== Supplied records
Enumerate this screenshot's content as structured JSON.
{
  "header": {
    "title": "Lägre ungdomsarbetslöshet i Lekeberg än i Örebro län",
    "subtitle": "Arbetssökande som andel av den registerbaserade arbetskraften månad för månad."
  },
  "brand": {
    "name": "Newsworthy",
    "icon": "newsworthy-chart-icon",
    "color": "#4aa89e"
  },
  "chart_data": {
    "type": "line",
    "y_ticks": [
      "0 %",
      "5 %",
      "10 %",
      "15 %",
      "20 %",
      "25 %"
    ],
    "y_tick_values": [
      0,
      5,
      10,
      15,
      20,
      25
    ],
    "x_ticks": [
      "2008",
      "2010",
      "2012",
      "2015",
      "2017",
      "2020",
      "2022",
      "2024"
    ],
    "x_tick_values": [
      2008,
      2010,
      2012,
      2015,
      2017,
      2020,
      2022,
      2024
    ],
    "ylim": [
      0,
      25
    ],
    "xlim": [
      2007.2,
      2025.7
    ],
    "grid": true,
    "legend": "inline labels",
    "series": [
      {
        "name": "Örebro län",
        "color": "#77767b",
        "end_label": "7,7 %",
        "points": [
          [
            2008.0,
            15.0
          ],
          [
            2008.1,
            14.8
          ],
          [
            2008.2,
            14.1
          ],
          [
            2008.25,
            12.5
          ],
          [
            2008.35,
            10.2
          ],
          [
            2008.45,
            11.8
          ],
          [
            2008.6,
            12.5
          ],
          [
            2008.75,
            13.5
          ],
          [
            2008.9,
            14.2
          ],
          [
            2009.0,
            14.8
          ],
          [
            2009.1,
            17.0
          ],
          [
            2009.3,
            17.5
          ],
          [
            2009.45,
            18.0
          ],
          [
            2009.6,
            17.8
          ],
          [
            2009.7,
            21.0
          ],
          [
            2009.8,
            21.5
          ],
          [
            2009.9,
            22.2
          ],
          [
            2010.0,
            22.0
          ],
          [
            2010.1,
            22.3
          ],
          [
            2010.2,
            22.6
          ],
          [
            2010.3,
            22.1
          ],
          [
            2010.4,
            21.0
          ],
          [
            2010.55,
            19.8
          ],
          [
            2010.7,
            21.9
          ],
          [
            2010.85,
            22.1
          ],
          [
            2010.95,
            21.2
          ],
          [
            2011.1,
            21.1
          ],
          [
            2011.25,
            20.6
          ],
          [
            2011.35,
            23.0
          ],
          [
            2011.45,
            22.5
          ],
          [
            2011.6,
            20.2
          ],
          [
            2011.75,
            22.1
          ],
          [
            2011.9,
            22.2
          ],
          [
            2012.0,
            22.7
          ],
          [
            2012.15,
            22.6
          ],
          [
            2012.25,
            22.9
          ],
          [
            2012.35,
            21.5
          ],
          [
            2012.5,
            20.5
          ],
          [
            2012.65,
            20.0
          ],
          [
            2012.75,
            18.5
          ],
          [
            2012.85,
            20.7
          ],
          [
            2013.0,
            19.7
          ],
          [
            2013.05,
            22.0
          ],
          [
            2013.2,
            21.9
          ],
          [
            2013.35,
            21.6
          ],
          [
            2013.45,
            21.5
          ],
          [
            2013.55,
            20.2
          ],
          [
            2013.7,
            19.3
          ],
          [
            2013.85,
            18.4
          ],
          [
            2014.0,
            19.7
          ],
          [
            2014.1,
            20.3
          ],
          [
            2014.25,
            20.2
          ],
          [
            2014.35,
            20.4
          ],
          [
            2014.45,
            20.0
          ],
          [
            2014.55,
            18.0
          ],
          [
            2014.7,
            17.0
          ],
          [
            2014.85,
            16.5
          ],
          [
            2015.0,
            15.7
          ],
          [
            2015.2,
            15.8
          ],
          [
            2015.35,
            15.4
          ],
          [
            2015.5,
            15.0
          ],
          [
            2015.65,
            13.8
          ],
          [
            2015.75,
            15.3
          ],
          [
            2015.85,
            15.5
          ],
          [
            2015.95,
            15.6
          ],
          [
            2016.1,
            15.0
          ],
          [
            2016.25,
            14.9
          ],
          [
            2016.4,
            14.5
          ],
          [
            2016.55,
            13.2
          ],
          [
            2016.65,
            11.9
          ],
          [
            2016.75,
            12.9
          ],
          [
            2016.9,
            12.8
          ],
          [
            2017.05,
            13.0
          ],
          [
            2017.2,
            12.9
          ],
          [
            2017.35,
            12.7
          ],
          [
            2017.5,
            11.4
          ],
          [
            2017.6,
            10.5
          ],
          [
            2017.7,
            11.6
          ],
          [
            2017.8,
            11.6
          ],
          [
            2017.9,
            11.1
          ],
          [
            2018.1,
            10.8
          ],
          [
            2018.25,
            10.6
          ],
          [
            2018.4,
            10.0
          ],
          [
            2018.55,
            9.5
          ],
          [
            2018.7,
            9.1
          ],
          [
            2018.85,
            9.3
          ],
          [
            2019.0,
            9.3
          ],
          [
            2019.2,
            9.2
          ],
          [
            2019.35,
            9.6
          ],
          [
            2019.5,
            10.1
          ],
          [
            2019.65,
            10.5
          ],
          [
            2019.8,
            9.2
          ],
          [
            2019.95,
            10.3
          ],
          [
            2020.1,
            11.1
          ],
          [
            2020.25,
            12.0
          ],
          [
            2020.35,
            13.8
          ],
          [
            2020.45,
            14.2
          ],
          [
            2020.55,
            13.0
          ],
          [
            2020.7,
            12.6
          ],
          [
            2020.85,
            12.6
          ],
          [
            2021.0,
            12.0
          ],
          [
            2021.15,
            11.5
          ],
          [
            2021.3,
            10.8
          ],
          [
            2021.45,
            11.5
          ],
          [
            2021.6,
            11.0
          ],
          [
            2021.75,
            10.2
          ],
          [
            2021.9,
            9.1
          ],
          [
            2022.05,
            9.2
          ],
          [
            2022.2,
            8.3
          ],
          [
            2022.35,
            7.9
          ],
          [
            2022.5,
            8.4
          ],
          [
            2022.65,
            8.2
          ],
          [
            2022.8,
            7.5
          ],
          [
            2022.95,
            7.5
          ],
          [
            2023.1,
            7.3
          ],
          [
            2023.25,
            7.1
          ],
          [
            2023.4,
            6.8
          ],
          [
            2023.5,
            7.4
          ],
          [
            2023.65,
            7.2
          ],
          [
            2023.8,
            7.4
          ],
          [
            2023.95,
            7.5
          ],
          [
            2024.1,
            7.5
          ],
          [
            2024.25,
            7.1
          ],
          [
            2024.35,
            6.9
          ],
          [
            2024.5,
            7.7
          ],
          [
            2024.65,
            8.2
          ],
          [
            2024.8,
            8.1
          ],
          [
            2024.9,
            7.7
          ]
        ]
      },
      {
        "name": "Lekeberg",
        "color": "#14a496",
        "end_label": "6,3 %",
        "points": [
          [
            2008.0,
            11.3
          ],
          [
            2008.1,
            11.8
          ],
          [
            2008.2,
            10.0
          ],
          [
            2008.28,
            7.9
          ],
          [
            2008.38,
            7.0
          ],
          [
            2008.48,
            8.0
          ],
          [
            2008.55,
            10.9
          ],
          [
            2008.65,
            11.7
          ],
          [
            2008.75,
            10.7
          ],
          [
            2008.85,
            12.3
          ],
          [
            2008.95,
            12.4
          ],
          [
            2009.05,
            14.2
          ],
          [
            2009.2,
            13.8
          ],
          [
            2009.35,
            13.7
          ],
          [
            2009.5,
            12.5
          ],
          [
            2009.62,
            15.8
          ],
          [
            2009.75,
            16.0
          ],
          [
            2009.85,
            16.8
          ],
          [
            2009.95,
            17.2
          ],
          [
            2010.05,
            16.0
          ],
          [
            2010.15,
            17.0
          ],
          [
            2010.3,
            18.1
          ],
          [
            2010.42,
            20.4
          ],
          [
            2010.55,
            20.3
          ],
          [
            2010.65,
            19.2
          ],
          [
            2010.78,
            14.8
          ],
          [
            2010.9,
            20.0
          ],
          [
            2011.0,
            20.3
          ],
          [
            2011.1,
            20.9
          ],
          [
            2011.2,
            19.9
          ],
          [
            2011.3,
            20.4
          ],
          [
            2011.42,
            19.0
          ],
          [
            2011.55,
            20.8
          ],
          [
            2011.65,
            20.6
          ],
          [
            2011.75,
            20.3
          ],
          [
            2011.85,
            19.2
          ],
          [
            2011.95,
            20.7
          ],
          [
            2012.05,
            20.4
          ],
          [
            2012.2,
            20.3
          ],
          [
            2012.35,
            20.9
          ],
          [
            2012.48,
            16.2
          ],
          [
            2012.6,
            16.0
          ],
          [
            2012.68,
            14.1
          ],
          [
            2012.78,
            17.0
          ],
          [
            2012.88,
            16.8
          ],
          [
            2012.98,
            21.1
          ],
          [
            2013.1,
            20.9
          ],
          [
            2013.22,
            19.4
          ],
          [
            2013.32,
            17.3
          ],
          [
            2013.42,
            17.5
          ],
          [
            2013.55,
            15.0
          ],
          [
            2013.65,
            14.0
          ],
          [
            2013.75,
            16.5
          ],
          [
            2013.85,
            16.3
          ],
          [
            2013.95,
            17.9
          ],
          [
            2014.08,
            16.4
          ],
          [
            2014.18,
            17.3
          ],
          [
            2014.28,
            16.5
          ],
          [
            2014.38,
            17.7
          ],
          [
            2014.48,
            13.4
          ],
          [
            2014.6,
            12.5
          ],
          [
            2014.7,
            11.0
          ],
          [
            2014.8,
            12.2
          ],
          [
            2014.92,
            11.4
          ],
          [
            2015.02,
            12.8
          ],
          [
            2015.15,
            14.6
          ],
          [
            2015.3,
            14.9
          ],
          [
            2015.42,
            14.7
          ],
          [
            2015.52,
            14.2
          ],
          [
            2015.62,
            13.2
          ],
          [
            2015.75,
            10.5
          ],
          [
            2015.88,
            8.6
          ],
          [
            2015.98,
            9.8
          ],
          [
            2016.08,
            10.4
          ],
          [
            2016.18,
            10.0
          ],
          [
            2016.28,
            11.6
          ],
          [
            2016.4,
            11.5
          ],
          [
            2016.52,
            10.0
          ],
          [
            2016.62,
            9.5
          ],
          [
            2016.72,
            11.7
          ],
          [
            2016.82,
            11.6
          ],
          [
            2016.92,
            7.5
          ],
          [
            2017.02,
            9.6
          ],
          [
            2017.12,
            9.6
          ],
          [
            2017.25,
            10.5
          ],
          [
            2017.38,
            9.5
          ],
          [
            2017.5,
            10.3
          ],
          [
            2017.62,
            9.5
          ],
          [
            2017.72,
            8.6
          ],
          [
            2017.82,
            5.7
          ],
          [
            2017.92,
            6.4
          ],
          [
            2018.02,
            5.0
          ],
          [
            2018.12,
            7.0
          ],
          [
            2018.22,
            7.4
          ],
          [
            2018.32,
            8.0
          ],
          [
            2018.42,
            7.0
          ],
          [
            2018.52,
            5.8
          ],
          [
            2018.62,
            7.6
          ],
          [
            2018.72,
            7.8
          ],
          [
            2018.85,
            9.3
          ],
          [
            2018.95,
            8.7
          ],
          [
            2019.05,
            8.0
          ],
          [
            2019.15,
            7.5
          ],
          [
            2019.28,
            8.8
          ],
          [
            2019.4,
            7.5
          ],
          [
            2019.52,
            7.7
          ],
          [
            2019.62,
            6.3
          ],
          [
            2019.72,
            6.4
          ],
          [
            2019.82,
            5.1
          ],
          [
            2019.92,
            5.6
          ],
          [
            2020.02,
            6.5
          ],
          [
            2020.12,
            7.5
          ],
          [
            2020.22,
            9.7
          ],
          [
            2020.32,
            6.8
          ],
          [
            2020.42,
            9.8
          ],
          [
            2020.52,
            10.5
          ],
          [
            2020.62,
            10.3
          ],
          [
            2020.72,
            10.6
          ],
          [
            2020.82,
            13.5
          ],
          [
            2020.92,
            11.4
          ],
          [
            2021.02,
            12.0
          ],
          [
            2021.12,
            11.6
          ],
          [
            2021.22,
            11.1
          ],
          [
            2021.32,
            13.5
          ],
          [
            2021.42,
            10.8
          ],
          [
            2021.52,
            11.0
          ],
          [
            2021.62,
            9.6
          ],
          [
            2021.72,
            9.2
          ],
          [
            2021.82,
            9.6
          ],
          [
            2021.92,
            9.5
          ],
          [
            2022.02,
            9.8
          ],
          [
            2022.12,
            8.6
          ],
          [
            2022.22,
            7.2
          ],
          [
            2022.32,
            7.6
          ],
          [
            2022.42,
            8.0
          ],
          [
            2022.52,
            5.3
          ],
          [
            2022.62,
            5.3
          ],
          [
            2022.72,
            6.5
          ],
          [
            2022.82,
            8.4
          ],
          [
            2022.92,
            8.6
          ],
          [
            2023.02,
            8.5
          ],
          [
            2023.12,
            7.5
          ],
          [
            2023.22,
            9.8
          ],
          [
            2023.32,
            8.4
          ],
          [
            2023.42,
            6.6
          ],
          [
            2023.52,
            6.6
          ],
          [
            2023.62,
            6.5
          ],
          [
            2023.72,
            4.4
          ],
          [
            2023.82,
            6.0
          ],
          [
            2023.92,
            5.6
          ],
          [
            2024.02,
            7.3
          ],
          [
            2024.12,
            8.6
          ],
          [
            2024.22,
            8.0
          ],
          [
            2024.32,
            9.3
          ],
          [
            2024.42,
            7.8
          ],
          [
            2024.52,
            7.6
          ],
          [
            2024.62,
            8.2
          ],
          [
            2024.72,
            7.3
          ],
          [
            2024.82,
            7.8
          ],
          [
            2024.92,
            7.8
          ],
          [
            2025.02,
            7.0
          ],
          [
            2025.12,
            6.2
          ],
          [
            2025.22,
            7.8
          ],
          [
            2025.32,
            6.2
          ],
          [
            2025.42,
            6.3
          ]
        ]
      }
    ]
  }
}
====
Return every line containing "Örebro".

    "title": "Lägre ungdomsarbetslöshet i Lekeberg än i Örebro län",
        "name": "Örebro län",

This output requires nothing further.